━━━━━ Information given ━━━━━
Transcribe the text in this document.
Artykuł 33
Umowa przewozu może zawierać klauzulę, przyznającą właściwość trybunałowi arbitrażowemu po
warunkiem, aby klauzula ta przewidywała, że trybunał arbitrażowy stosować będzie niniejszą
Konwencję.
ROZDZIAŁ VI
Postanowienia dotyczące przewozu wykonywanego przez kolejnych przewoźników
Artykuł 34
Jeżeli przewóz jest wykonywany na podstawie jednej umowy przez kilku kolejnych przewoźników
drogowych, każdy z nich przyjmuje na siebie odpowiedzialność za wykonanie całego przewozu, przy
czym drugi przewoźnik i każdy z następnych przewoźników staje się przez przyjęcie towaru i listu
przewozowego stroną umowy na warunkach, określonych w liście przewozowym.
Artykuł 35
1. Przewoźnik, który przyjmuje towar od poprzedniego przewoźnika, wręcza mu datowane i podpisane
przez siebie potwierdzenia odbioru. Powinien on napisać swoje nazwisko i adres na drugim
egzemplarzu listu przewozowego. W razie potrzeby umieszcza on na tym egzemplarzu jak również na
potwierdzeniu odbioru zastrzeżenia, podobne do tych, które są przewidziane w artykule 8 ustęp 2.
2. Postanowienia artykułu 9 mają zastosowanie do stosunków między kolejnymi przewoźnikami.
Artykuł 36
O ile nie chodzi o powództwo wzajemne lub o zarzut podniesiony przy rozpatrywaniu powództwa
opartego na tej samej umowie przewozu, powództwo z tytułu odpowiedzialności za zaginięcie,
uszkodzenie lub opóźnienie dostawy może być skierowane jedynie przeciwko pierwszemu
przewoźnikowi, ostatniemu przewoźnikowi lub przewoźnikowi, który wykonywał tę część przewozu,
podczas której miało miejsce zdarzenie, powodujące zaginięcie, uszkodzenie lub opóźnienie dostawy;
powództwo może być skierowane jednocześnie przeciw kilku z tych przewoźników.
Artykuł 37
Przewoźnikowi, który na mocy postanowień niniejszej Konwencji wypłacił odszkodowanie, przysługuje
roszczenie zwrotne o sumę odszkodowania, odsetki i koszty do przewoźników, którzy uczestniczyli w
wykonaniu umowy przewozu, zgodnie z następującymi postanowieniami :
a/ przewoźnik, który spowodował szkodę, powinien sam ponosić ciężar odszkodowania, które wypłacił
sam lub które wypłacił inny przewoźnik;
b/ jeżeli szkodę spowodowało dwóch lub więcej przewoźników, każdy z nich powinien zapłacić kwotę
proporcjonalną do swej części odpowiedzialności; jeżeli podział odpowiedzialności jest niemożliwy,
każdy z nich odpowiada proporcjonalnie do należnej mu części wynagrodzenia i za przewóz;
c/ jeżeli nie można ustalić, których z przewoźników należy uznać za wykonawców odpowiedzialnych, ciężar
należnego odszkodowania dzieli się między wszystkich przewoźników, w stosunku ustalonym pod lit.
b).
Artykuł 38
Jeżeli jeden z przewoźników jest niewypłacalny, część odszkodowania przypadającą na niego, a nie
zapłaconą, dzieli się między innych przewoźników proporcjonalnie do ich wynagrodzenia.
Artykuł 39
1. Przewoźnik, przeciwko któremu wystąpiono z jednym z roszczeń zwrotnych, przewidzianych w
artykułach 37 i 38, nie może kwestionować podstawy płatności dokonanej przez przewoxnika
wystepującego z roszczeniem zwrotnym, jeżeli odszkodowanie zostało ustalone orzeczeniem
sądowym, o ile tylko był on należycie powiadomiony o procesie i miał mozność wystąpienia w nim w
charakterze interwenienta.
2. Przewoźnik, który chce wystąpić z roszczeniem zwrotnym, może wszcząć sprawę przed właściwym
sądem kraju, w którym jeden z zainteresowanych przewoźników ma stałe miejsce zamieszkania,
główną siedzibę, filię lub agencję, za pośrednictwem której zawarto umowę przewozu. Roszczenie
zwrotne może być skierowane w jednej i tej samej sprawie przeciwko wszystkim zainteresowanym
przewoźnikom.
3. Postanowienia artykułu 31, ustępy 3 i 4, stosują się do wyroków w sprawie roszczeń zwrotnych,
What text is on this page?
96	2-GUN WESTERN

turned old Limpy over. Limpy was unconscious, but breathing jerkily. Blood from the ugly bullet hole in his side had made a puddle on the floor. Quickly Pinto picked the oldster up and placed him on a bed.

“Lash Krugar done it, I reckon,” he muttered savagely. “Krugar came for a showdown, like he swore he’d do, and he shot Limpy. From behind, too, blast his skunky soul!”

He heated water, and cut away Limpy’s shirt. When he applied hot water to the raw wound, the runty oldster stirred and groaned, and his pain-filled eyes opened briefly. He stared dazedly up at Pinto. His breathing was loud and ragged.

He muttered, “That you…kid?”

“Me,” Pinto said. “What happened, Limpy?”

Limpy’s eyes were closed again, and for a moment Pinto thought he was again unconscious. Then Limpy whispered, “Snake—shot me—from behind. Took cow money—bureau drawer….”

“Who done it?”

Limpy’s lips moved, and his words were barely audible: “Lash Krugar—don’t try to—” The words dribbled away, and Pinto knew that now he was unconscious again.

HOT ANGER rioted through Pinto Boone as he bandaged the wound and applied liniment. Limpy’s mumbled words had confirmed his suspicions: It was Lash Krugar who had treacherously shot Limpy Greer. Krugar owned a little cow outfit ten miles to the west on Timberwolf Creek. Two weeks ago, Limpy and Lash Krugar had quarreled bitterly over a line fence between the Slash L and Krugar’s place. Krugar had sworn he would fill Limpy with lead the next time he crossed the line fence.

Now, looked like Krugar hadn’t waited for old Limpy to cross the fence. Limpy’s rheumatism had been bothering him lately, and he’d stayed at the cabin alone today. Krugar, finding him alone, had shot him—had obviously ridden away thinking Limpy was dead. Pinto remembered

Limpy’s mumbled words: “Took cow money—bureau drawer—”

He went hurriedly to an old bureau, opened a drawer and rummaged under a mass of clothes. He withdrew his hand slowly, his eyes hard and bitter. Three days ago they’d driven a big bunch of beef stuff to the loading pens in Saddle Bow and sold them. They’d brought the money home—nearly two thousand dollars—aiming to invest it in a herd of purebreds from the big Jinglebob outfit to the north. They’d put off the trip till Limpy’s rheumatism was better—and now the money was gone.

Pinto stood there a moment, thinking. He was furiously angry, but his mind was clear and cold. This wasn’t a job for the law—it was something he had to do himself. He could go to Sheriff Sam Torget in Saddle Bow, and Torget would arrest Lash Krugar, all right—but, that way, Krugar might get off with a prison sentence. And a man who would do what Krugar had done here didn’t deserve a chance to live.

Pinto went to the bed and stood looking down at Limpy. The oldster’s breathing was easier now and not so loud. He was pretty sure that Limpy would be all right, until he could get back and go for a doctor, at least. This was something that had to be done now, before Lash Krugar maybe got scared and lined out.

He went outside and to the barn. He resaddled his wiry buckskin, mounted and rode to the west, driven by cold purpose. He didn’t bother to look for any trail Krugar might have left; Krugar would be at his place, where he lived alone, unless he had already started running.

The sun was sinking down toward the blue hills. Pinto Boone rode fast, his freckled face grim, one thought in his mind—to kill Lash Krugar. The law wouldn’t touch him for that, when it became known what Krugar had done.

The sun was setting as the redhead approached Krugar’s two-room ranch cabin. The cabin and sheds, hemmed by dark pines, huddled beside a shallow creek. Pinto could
━━━━━
- _Stated goal_:
Reproduce each line from the records that contains the word "dostawy".

- _Written response_:
uszkodzenie lub opóźnienie dostawy może być skierowane jedynie przeciwko pierwszemu
podczas której miało miejsce zdarzenie, powodujące zaginięcie, uszkodzenie lub opóźnienie dostawy;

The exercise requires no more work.